— START OF Listing —

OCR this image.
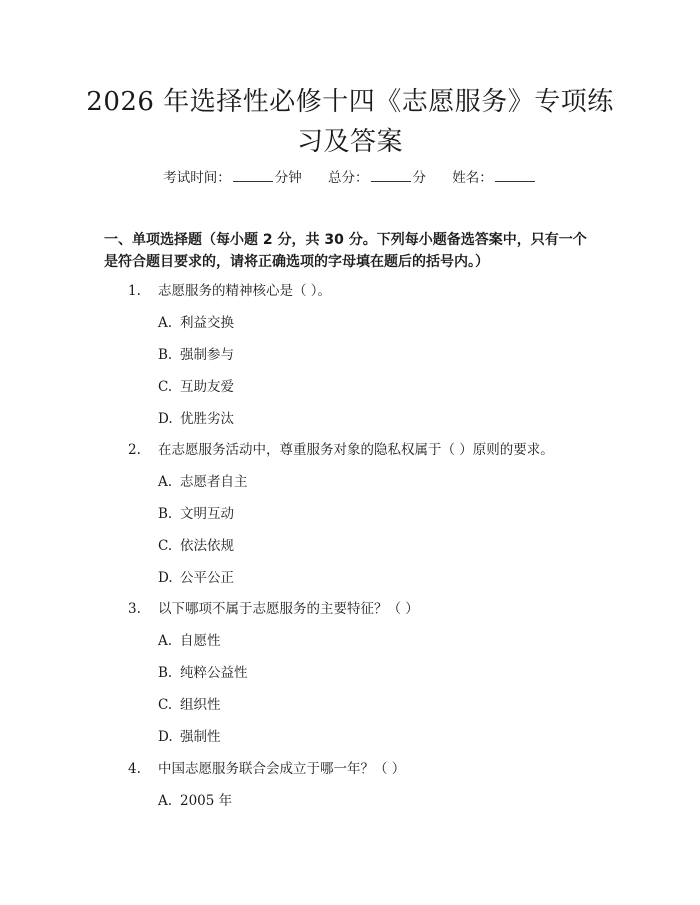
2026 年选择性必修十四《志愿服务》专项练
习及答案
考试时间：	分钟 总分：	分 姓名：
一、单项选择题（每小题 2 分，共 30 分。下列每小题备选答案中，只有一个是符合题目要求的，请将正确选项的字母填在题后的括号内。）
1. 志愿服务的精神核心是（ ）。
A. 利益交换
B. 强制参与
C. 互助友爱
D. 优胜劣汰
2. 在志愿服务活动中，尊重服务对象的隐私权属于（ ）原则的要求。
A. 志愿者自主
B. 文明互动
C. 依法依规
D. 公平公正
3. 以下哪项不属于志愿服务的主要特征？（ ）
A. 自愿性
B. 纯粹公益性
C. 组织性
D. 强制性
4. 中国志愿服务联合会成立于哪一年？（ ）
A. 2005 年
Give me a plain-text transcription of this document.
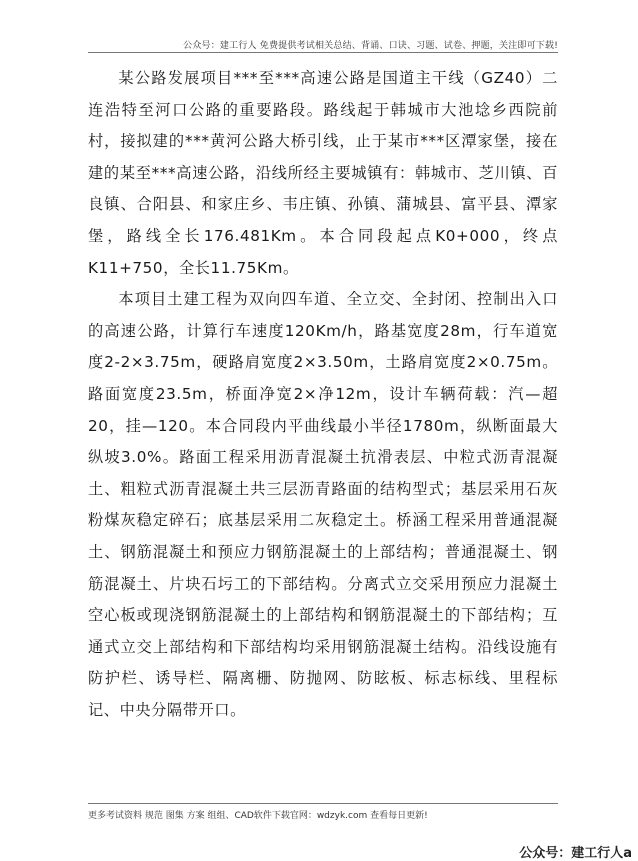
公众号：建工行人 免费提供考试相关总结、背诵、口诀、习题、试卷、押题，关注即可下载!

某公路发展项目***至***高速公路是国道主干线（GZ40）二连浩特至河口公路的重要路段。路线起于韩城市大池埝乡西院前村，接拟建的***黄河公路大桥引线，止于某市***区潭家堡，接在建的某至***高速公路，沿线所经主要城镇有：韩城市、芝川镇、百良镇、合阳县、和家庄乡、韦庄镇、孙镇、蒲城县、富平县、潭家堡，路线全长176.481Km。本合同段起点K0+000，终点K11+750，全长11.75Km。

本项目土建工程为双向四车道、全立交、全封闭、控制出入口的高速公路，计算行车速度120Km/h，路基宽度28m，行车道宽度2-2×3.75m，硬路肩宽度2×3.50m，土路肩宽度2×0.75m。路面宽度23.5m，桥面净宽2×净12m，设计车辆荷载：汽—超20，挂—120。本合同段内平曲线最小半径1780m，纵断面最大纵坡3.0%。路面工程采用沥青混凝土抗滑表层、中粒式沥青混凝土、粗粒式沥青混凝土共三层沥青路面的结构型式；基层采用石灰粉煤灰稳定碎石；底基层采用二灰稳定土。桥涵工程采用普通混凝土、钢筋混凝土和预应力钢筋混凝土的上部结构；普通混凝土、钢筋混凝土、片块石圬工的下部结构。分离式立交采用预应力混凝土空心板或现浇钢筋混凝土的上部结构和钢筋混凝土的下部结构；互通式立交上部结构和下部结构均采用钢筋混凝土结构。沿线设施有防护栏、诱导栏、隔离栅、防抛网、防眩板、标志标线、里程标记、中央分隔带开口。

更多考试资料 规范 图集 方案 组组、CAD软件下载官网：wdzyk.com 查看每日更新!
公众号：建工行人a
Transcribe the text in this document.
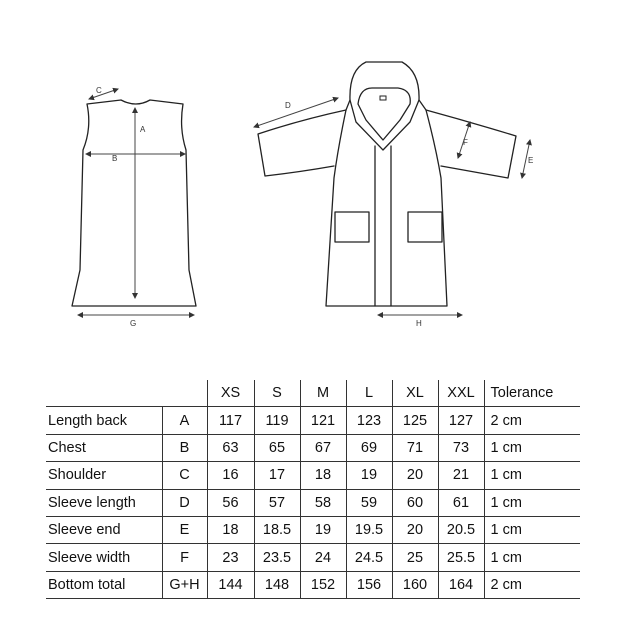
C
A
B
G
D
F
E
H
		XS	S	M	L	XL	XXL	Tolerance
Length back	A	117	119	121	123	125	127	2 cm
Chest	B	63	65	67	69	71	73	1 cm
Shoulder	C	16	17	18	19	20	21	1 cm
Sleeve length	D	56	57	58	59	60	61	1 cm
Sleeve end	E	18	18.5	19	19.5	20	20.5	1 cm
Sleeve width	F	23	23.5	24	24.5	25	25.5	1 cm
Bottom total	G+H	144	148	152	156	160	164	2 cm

— END OF Listing —

* Task statement
Reproduce each entry precisely. Leave the pictures out.

* The output
OCR this image.
2026 年选择性必修十四《志愿服务》专项练
习及答案
考试时间：	分钟 总分：	分 姓名：
一、单项选择题（每小题 2 分，共 30 分。下列每小题备选答案中，只有一个是符合题目要求的，请将正确选项的字母填在题后的括号内。）
1. 志愿服务的精神核心是（ ）。
A. 利益交换
B. 强制参与
C. 互助友爱
D. 优胜劣汰
2. 在志愿服务活动中，尊重服务对象的隐私权属于（ ）原则的要求。
A. 志愿者自主
B. 文明互动
C. 依法依规
D. 公平公正
3. 以下哪项不属于志愿服务的主要特征？（ ）
A. 自愿性
B. 纯粹公益性
C. 组织性
D. 强制性
4. 中国志愿服务联合会成立于哪一年？（ ）
A. 2005 年
Give me a plain-text transcription of this document.
公众号：建工行人 免费提供考试相关总结、背诵、口诀、习题、试卷、押题，关注即可下载!

某公路发展项目***至***高速公路是国道主干线（GZ40）二连浩特至河口公路的重要路段。路线起于韩城市大池埝乡西院前村，接拟建的***黄河公路大桥引线，止于某市***区潭家堡，接在建的某至***高速公路，沿线所经主要城镇有：韩城市、芝川镇、百良镇、合阳县、和家庄乡、韦庄镇、孙镇、蒲城县、富平县、潭家堡，路线全长176.481Km。本合同段起点K0+000，终点K11+750，全长11.75Km。

本项目土建工程为双向四车道、全立交、全封闭、控制出入口的高速公路，计算行车速度120Km/h，路基宽度28m，行车道宽度2-2×3.75m，硬路肩宽度2×3.50m，土路肩宽度2×0.75m。路面宽度23.5m，桥面净宽2×净12m，设计车辆荷载：汽—超20，挂—120。本合同段内平曲线最小半径1780m，纵断面最大纵坡3.0%。路面工程采用沥青混凝土抗滑表层、中粒式沥青混凝土、粗粒式沥青混凝土共三层沥青路面的结构型式；基层采用石灰粉煤灰稳定碎石；底基层采用二灰稳定土。桥涵工程采用普通混凝土、钢筋混凝土和预应力钢筋混凝土的上部结构；普通混凝土、钢筋混凝土、片块石圬工的下部结构。分离式立交采用预应力混凝土空心板或现浇钢筋混凝土的上部结构和钢筋混凝土的下部结构；互通式立交上部结构和下部结构均采用钢筋混凝土结构。沿线设施有防护栏、诱导栏、隔离栅、防抛网、防眩板、标志标线、里程标记、中央分隔带开口。

更多考试资料 规范 图集 方案 组组、CAD软件下载官网：wdzyk.com 查看每日更新!
公众号：建工行人a
Transcribe the text in this document.
C
A
B
G
D
F
E
H
		XS	S	M	L	XL	XXL	Tolerance
Length back	A	117	119	121	123	125	127	2 cm
Chest	B	63	65	67	69	71	73	1 cm
Shoulder	C	16	17	18	19	20	21	1 cm
Sleeve length	D	56	57	58	59	60	61	1 cm
Sleeve end	E	18	18.5	19	19.5	20	20.5	1 cm
Sleeve width	F	23	23.5	24	24.5	25	25.5	1 cm
Bottom total	G+H	144	148	152	156	160	164	2 cm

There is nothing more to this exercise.